◆ **CHALLENGE**
Report how many lines of the following entries include the string "WISSEN"; respond with the number alone.

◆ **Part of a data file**

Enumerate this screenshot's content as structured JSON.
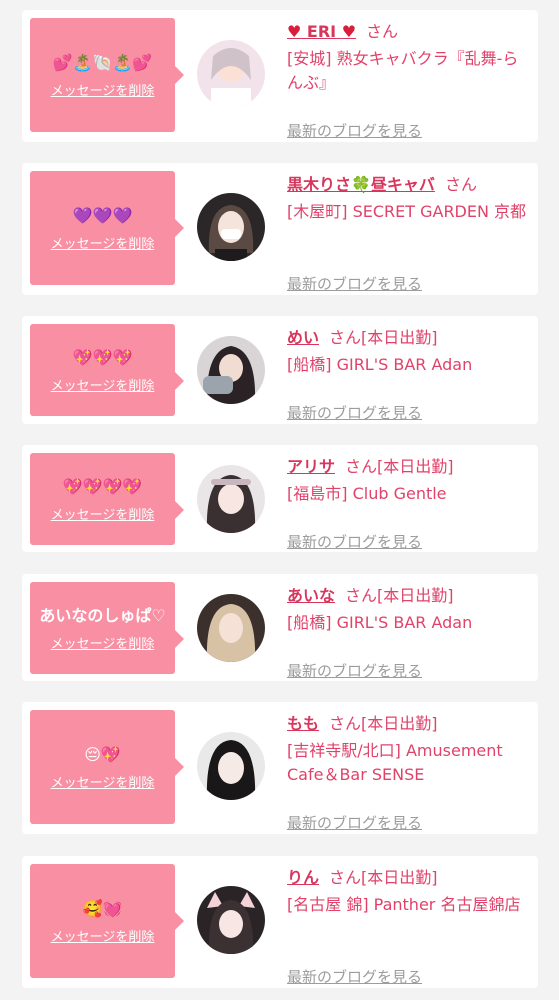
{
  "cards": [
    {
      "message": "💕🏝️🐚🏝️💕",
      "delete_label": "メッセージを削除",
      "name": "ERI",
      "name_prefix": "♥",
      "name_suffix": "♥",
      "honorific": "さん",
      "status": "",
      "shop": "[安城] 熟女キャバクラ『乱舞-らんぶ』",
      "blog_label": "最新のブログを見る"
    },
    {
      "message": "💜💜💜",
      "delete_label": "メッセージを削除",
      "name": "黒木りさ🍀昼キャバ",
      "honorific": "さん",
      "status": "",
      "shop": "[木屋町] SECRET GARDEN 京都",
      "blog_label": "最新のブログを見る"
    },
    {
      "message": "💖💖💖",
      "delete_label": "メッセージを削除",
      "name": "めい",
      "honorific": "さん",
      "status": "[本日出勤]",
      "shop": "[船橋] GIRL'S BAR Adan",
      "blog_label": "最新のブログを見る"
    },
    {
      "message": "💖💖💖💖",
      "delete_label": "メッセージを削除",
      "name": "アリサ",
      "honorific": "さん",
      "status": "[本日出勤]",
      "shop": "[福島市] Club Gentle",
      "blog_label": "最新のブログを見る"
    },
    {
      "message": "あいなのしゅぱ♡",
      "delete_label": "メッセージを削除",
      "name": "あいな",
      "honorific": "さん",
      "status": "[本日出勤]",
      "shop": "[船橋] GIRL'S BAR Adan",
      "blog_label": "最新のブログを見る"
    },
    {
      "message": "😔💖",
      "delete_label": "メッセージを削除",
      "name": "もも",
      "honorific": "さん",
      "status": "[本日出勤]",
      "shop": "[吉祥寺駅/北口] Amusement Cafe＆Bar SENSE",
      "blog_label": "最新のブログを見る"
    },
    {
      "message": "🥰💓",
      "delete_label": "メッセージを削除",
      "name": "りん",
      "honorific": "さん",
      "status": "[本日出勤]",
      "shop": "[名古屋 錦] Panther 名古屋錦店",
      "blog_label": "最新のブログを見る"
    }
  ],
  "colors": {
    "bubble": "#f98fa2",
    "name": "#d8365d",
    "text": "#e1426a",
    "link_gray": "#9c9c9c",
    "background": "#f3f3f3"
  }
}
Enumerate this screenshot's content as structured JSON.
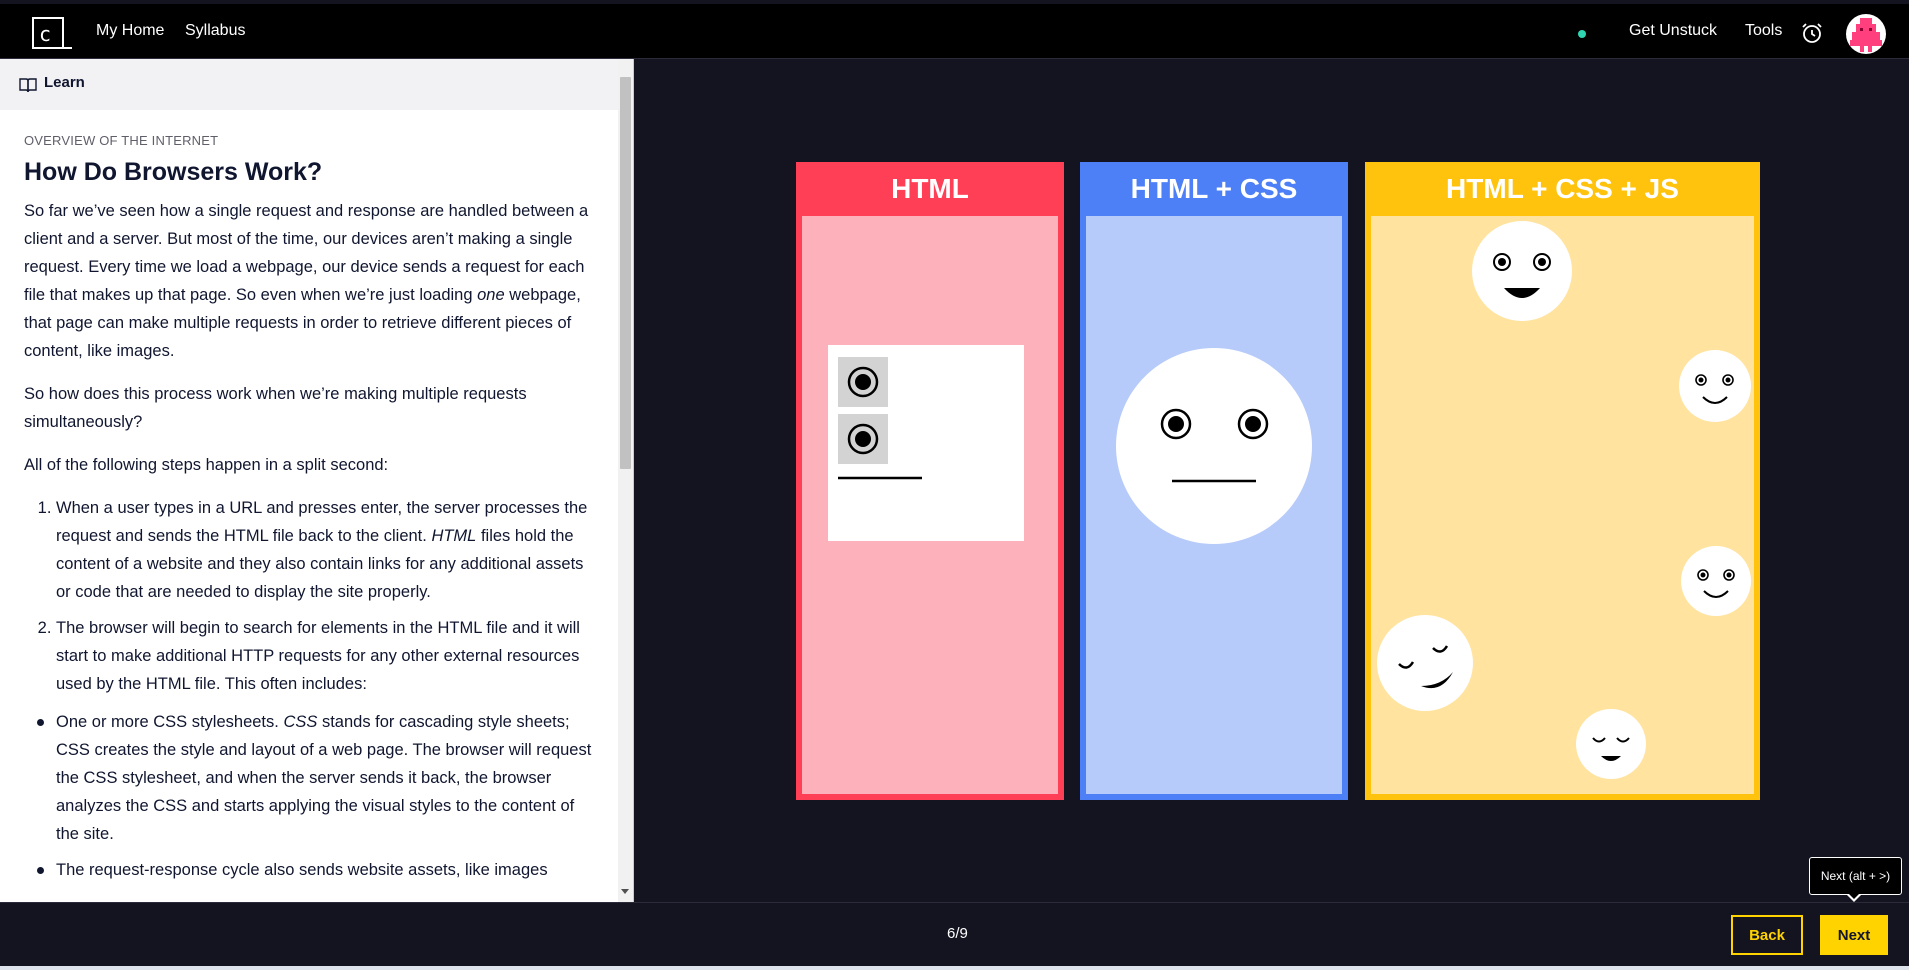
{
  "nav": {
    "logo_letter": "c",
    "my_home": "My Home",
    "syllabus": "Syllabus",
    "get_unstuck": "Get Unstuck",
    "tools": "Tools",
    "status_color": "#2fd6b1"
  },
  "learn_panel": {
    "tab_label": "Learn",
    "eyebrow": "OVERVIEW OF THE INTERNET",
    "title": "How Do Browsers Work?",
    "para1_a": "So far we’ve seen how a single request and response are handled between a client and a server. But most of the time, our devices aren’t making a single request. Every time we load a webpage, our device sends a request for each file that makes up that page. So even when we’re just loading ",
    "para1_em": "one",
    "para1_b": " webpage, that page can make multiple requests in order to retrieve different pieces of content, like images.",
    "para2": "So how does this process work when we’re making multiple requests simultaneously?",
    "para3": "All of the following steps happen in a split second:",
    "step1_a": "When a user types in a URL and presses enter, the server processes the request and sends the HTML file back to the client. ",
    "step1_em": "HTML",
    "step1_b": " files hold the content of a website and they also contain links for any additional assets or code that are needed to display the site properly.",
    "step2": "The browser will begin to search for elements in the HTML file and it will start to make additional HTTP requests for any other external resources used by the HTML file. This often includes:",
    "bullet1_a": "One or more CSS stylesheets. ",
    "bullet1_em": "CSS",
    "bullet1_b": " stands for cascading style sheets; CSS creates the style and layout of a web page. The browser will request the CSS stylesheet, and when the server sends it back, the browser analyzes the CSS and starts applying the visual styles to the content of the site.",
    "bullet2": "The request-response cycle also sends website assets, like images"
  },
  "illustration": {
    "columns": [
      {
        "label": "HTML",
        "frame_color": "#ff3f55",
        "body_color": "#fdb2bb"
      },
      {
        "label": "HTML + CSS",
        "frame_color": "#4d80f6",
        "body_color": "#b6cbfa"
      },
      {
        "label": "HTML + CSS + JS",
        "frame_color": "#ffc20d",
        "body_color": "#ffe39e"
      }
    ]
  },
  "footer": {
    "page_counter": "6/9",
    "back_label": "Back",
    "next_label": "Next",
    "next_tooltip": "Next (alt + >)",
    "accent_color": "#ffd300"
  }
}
* * *
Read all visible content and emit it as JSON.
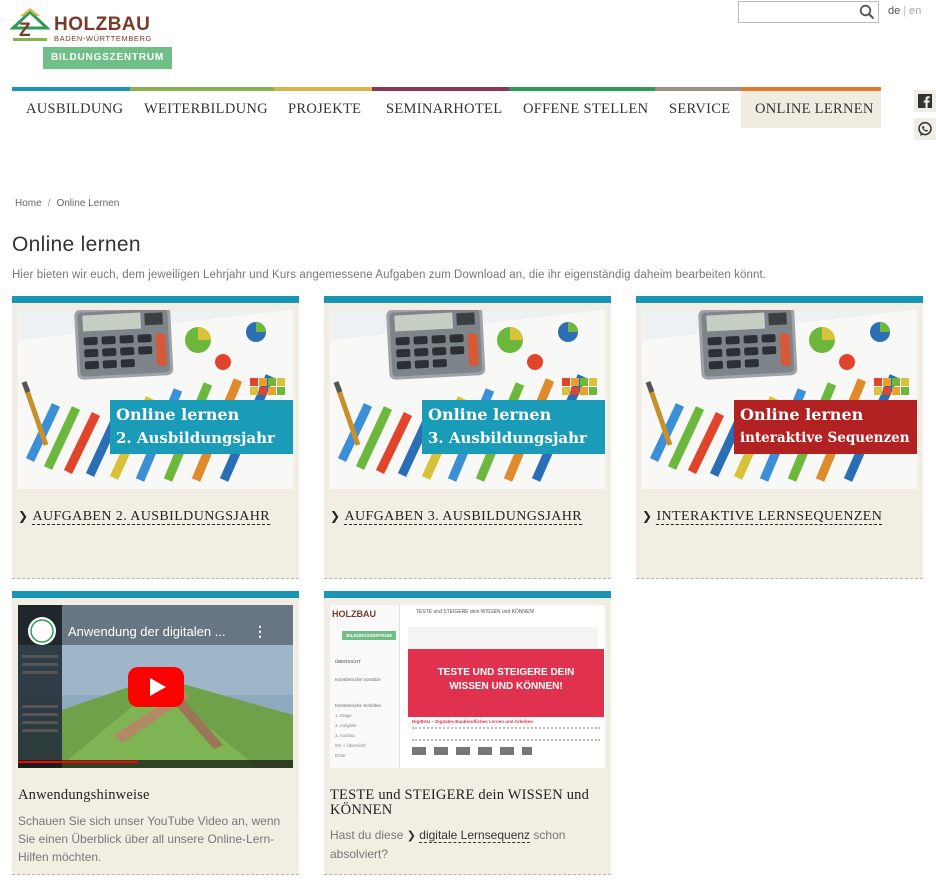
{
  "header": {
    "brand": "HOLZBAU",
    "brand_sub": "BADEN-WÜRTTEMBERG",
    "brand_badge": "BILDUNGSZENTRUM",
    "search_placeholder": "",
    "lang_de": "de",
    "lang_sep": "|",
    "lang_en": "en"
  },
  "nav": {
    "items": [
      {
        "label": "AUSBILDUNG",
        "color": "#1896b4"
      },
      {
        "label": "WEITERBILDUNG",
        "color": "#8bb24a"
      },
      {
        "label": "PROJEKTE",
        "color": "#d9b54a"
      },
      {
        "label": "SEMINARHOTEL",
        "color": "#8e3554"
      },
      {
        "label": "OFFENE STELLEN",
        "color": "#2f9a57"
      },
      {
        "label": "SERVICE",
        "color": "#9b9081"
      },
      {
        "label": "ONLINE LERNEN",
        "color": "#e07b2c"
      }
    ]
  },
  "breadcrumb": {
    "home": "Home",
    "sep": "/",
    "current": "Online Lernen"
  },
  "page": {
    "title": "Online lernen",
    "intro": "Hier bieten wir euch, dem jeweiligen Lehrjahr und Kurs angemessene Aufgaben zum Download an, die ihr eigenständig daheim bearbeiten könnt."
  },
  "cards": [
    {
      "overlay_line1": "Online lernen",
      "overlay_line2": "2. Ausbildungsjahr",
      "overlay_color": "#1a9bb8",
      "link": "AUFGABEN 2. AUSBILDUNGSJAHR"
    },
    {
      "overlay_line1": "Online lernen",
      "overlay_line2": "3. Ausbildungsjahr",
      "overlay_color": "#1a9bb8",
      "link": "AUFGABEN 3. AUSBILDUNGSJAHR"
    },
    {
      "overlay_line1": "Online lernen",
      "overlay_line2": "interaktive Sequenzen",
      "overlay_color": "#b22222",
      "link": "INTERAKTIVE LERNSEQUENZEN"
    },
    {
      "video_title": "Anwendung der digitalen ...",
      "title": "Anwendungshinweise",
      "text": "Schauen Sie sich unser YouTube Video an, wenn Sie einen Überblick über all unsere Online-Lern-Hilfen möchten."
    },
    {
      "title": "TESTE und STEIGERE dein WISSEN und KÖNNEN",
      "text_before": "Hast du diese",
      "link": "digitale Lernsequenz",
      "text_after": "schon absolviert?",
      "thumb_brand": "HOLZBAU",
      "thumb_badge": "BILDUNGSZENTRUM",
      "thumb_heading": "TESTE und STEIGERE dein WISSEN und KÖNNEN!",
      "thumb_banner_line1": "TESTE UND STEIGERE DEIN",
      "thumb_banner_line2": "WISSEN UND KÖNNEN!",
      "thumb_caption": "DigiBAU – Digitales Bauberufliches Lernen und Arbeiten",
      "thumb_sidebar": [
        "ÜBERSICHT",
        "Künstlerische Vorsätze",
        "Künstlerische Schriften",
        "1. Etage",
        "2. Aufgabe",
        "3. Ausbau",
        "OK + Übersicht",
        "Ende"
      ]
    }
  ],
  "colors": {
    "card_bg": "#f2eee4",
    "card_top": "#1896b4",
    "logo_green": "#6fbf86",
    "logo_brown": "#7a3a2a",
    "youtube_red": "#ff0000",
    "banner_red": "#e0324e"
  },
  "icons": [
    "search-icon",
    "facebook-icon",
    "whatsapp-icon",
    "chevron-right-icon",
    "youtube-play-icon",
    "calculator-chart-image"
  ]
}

◆ **TASK RESULT**
3